De Minimis Tebliği’nin “Kapsam” başlıklı 2. maddesinde, tebliğin açık ve ağır ihlaller hariç olmak üzere, piyasada rekabeti kayda değer ölçüde kısıtlamaması sebebi ile Rekabet Kurulu tarafından soruşturma konusu yapılmayabilecek anlaşma, uyumlu eylem ve teşebbüs birliği karar ve eylemlerini kapsama aldığı ifade edilmektedir.

Açık ve Ağır İhlaller

De Minimis Tebliği’nde, Rekabet Kurulu tarafından açık ve ağır ihlaller sayılmıştır. Dolayısı ile, yalnızca De Minimis Tebliği’nde sayılan açık ve ağır ihlaller, bu tebliğin sağladığı korumadan yararlanamayacaktır:

— Rakip teşebbüsler arasında fiyat tespiti, müşterilerin, sağlayıcıların, bölgelerin ya da ticaret kanallarının paylaşılması, arz miktarının kısıtlanması veya kotalar konması, ihalelerde danışıklı hareket, gelecekte uygulanan fiyat, üretim ya da satış miktarı gibi rekabete duyarlı bilgilerin paylaşılması,

— Üretim veya dağıtım zincirinin farklı seviyelerinde faaliyet gösteren teşebbüsler arası ilişkide alıcının sabit veya asgari satış fiyatının belirlenmesi.

▶ _Sağlanan Bilgiler_:

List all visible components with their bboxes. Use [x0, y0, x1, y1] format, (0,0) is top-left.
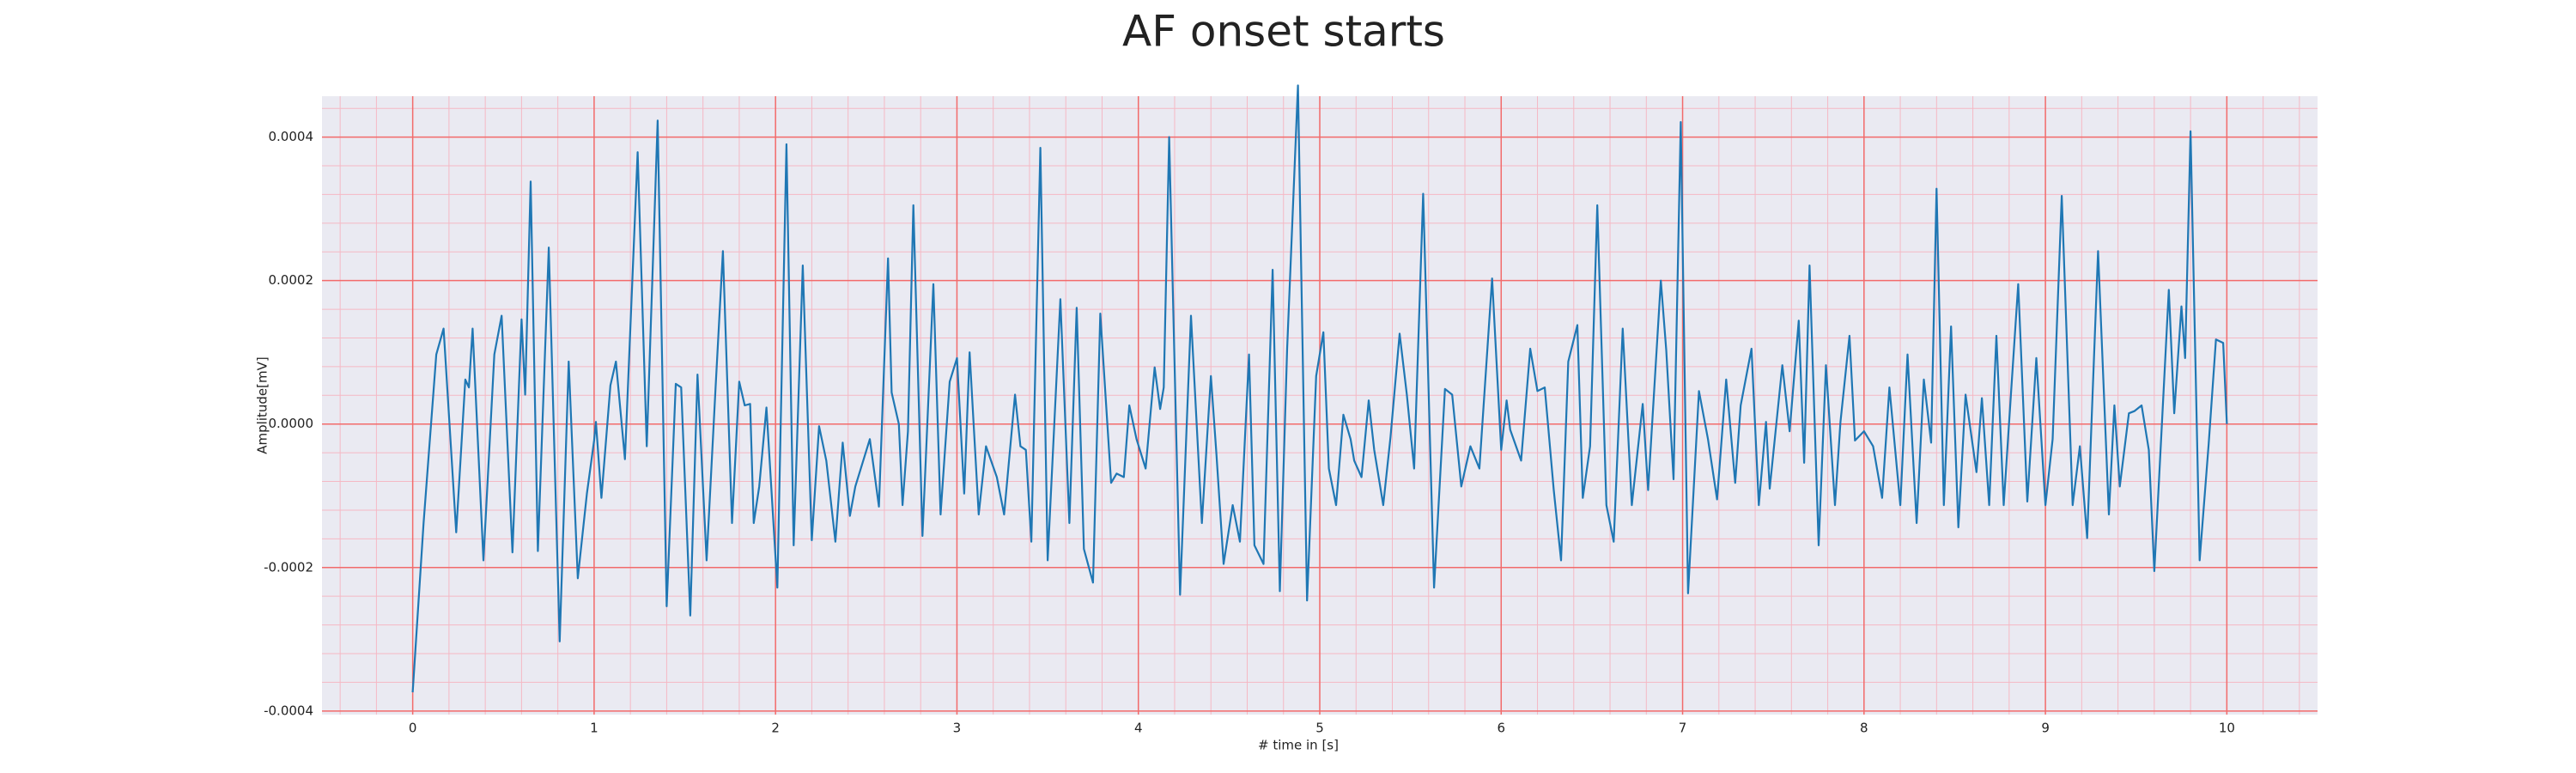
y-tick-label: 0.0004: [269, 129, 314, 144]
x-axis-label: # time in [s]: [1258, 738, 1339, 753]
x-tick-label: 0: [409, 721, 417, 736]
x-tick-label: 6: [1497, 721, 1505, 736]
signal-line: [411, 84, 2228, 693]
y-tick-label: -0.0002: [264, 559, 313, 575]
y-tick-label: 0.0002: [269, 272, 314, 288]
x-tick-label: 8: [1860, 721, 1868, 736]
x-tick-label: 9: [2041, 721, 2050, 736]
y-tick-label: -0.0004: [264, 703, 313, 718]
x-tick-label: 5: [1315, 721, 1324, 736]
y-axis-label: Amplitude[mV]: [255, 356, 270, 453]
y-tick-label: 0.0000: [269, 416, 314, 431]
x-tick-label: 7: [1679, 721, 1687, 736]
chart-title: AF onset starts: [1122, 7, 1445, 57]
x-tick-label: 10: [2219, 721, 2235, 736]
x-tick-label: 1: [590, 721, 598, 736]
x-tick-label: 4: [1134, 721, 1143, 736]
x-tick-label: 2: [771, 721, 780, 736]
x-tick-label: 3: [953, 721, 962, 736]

--

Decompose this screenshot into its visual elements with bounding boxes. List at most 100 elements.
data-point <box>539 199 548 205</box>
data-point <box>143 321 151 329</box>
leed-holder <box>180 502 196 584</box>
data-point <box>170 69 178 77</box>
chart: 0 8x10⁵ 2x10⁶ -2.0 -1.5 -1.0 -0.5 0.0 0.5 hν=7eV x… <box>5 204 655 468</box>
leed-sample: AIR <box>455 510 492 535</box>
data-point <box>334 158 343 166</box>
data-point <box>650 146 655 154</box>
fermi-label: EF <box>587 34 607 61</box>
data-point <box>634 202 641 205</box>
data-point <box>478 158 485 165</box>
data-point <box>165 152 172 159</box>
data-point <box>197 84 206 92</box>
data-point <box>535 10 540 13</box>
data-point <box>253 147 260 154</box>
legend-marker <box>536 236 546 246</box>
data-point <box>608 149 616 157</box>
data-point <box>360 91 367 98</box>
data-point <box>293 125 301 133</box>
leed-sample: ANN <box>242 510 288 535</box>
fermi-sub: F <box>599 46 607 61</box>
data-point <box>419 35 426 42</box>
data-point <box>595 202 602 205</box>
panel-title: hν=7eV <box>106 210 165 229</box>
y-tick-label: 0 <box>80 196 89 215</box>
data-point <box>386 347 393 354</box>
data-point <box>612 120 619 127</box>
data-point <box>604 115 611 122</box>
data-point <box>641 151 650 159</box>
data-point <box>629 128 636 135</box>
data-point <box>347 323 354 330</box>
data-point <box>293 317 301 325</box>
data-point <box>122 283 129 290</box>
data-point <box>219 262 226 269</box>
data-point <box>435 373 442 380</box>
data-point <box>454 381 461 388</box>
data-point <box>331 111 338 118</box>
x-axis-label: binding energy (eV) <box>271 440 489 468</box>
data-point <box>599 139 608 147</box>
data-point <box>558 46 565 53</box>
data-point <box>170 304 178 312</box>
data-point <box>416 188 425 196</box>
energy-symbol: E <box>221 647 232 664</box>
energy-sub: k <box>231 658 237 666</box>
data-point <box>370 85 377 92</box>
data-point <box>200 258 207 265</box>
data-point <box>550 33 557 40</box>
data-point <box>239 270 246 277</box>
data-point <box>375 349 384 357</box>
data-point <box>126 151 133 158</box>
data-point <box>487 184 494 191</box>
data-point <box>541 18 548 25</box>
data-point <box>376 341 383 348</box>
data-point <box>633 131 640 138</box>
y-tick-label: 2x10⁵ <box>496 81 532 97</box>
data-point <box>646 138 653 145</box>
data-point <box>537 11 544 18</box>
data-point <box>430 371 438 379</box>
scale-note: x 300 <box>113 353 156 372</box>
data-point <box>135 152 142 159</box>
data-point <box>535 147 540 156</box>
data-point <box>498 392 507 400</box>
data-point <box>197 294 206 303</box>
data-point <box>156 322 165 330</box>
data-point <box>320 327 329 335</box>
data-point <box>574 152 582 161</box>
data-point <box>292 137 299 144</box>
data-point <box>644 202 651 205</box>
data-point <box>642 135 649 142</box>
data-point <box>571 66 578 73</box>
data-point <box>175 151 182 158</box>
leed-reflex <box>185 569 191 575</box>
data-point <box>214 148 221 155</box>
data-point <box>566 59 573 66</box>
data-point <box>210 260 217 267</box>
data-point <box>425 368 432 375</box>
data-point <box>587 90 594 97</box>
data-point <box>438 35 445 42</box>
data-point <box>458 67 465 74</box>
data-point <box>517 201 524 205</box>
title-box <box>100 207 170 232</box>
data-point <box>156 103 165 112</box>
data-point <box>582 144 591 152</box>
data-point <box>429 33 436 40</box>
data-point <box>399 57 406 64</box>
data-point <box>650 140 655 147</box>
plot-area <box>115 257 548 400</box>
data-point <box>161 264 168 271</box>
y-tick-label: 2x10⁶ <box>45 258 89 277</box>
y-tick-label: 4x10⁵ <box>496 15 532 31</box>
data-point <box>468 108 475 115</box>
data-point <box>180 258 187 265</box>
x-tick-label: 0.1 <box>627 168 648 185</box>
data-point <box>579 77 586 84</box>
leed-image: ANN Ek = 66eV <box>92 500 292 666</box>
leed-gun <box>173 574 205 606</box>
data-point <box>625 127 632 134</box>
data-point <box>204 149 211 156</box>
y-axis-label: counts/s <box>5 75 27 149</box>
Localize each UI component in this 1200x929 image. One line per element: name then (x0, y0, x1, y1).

==

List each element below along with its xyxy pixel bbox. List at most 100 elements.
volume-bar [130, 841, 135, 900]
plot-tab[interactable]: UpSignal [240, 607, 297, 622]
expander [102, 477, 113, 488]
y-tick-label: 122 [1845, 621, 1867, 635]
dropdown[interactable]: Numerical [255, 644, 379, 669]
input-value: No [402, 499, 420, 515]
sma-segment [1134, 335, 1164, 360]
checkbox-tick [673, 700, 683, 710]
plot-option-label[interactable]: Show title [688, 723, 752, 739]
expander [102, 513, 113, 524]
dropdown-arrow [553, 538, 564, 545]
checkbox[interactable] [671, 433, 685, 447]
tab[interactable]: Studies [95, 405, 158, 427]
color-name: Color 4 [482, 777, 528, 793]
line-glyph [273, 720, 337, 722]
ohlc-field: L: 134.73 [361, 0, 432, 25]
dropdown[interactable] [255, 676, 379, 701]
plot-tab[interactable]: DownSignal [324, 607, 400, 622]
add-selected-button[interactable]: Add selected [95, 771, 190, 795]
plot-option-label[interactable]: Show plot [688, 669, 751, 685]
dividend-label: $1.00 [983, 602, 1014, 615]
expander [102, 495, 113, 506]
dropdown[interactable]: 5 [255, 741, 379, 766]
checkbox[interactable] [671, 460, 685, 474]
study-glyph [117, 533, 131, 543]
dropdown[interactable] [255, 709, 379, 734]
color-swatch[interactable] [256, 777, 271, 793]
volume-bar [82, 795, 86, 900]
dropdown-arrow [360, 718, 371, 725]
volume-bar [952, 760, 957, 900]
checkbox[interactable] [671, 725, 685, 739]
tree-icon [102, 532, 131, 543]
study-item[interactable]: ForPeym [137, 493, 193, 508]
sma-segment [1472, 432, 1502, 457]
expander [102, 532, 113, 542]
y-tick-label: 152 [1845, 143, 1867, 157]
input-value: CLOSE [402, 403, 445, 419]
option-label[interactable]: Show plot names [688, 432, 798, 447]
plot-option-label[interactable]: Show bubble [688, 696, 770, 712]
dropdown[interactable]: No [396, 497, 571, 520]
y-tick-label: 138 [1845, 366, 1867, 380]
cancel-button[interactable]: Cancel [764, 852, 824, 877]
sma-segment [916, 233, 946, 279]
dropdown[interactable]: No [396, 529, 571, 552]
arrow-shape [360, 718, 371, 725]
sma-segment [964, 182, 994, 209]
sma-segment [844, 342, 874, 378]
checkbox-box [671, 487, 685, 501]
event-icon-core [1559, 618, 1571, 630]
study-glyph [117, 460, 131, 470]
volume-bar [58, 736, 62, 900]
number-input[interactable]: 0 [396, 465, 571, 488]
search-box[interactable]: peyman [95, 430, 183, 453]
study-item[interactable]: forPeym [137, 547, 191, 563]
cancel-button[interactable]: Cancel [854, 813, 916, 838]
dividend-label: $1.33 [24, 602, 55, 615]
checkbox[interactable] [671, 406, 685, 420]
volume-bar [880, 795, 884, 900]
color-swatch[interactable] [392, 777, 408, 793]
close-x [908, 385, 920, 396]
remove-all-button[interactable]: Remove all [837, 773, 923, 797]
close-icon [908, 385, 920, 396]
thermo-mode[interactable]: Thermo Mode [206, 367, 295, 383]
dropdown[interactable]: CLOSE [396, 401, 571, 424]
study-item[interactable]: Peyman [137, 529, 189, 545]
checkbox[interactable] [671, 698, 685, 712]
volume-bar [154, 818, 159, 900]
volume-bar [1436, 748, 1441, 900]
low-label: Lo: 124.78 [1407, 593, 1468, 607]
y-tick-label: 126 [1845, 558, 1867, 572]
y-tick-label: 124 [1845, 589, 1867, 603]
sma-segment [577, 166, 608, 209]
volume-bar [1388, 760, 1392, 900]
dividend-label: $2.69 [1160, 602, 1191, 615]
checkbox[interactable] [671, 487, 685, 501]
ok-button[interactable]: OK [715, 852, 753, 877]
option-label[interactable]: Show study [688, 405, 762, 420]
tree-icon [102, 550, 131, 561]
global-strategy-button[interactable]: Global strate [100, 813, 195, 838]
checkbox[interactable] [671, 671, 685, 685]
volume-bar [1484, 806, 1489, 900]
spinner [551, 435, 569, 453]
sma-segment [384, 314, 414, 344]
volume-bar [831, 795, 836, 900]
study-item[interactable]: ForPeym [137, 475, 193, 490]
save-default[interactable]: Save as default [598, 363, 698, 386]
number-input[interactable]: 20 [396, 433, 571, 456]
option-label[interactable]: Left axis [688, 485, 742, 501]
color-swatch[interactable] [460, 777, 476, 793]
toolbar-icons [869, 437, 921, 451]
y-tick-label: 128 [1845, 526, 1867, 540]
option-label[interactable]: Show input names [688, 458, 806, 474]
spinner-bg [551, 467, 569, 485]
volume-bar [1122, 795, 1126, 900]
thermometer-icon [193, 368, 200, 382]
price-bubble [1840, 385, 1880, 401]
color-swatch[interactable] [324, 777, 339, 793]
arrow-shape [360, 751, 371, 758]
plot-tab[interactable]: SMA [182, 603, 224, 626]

▶ _Yapılacak İşler_:
(1) De Minimis Tebliği’ne ilişkin alıntıda, rakip teşebbüsler arasında açık ve ağır ihlal olarak sayılan davranışların hepsini sıralayın.
(2) De Minimis Tebliği’ne ilişkin alıntıyı son cümlesinden sonra sürdürün.

▶ _Görevlere Göre Yanıtlar_:
(1)
- Fiyat tespiti
- Müşterilerin, sağlayıcıların, bölgelerin ya da ticaret kanallarının paylaşılması
- Arz miktarının kısıtlanması veya kotalar konması
- İhalelerde danışıklı hareket
- Gelecekte uygulanan fiyat, üretim ya da satış miktarı gibi rekabete duyarlı bilgilerin paylaşılması

(2)
Yukarıdaki sayım incelendiğinde, Rekabet Kurulu tarafından yatay ilişkiler bakımından (rakipler arası anlaşmalar) kartel olarak nitelendirilebilecek bütün ihlal tiplerinin açık ve ağır ihlal olarak nitelendirildiği görülmektedir.

Kartellerin Ortaya Çıkarılması Amacıyla Aktif İş birliği Yapılmasına Dair Yönetmeliğin (Pişmanlık Yönetmeliği) Açıklanmasına İlişkin Kılavuz’da, kartelin bir tanımının yapıldığı görülmektedir. Mezkûr kılavuza göre(1):

“Karteller; fiyat tespiti, müşterilerin, sağlayıcıların, bölgelerin ya da ticaret kanallarının paylaşılması, arz miktarının kısıtlanması veya kotalar konması, ihalelerde danışıklı hareket konularında, rakipler arasında gerçekleşen, rekabeti sınırlayıcı anlaşma ve/veya uyumlu eylemleri ifade etmektedir”

Dikkat çekilmesi gerektiği düşünülen diğer bir konu ise, fiyat, üretim ve satış miktarı gibi bilgilerin de kartel olarak değerlendirilmesi riskinin mevcut olduğudur. Yatay İşbirliği Anlaşmaları Hakkında Kılavuz’da “Bunun yanı sıra, rakipler arasında bilgi değişimi, fiyat veya miktar tespiti amacını taşıyan bir anlaşma niteliği taşıdığında kartel olarak kabul edilerek cezalandırılır.”, denilmektedir.(2)

Üretim veya dağıtım zincirinin farklı seviyelerinde faaliyet gösteren teşebbüsler (dikey ilişkiler) arası ilişkide alıcının sabit veya asgari satış fiyatının belirlenmesi (yeniden satış fiyatının belirlenmesi) ise bu kapsamda sayılan tek, açık ve ağır ihlal olarak sınıflandırılmıştır.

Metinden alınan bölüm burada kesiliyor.